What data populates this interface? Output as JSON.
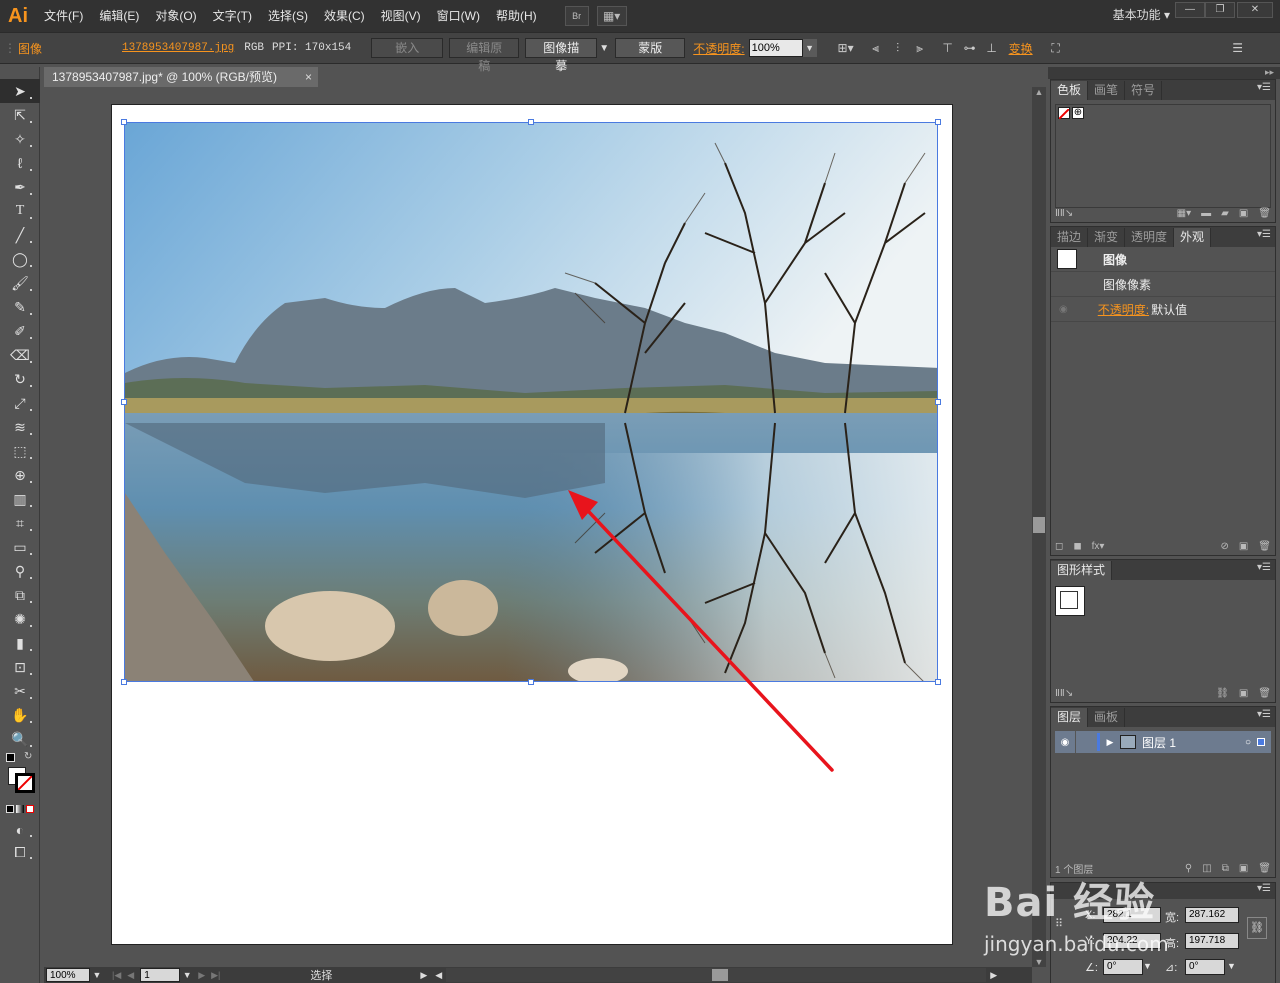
{
  "app": {
    "logo": "Ai"
  },
  "menu": {
    "items": [
      "文件(F)",
      "编辑(E)",
      "对象(O)",
      "文字(T)",
      "选择(S)",
      "效果(C)",
      "视图(V)",
      "窗口(W)",
      "帮助(H)"
    ],
    "bridge_label": "Br",
    "workspace": "基本功能"
  },
  "control_bar": {
    "object_type": "图像",
    "file_name": "1378953407987.jpg",
    "color_mode": "RGB",
    "ppi": "PPI: 170x154",
    "embed": "嵌入",
    "edit_original": "编辑原稿",
    "image_trace": "图像描摹",
    "mask": "蒙版",
    "opacity_label": "不透明度:",
    "opacity_value": "100%",
    "transform": "变换"
  },
  "document": {
    "tab_title": "1378953407987.jpg* @ 100% (RGB/预览)",
    "close": "×"
  },
  "status_bar": {
    "zoom": "100%",
    "artboard": "1",
    "tool": "选择"
  },
  "panels": {
    "swatches": {
      "tabs": [
        "色板",
        "画笔",
        "符号"
      ]
    },
    "appearance": {
      "tabs": [
        "描边",
        "渐变",
        "透明度",
        "外观"
      ],
      "title": "图像",
      "row1": "图像像素",
      "opacity_label": "不透明度:",
      "opacity_value": "默认值"
    },
    "graphic_styles": {
      "tabs": [
        "图形样式"
      ]
    },
    "layers": {
      "tabs": [
        "图层",
        "画板"
      ],
      "layer_name": "图层 1",
      "count": "1 个图层"
    },
    "transform": {
      "x_label": "X:",
      "x_value": "282.1",
      "w_label": "宽:",
      "w_value": "287.162",
      "y_label": "Y:",
      "y_value": "204.22",
      "h_label": "高:",
      "h_value": "197.718",
      "rotate_value": "0°",
      "shear_value": "0°"
    }
  },
  "watermark": {
    "brand": "Bai 经验",
    "url": "jingyan.baidu.com"
  },
  "colors": {
    "accent": "#f7941e",
    "selection": "#4a7ae0",
    "arrow": "#e8141c"
  }
}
■ ■ ■
## THE REQUEST
The records above need to be restated word for word, with the pictures left out.

## EXPECTED OUTPUT
What data populates this interface? Output as JSON.
{
  "app": {
    "logo": "Ai"
  },
  "menu": {
    "items": [
      "文件(F)",
      "编辑(E)",
      "对象(O)",
      "文字(T)",
      "选择(S)",
      "效果(C)",
      "视图(V)",
      "窗口(W)",
      "帮助(H)"
    ],
    "bridge_label": "Br",
    "workspace": "基本功能"
  },
  "control_bar": {
    "object_type": "图像",
    "file_name": "1378953407987.jpg",
    "color_mode": "RGB",
    "ppi": "PPI: 170x154",
    "embed": "嵌入",
    "edit_original": "编辑原稿",
    "image_trace": "图像描摹",
    "mask": "蒙版",
    "opacity_label": "不透明度:",
    "opacity_value": "100%",
    "transform": "变换"
  },
  "document": {
    "tab_title": "1378953407987.jpg* @ 100% (RGB/预览)",
    "close": "×"
  },
  "status_bar": {
    "zoom": "100%",
    "artboard": "1",
    "tool": "选择"
  },
  "panels": {
    "swatches": {
      "tabs": [
        "色板",
        "画笔",
        "符号"
      ]
    },
    "appearance": {
      "tabs": [
        "描边",
        "渐变",
        "透明度",
        "外观"
      ],
      "title": "图像",
      "row1": "图像像素",
      "opacity_label": "不透明度:",
      "opacity_value": "默认值"
    },
    "graphic_styles": {
      "tabs": [
        "图形样式"
      ]
    },
    "layers": {
      "tabs": [
        "图层",
        "画板"
      ],
      "layer_name": "图层 1",
      "count": "1 个图层"
    },
    "transform": {
      "x_label": "X:",
      "x_value": "282.1",
      "w_label": "宽:",
      "w_value": "287.162",
      "y_label": "Y:",
      "y_value": "204.22",
      "h_label": "高:",
      "h_value": "197.718",
      "rotate_value": "0°",
      "shear_value": "0°"
    }
  },
  "watermark": {
    "brand": "Bai 经验",
    "url": "jingyan.baidu.com"
  },
  "colors": {
    "accent": "#f7941e",
    "selection": "#4a7ae0",
    "arrow": "#e8141c"
  }
}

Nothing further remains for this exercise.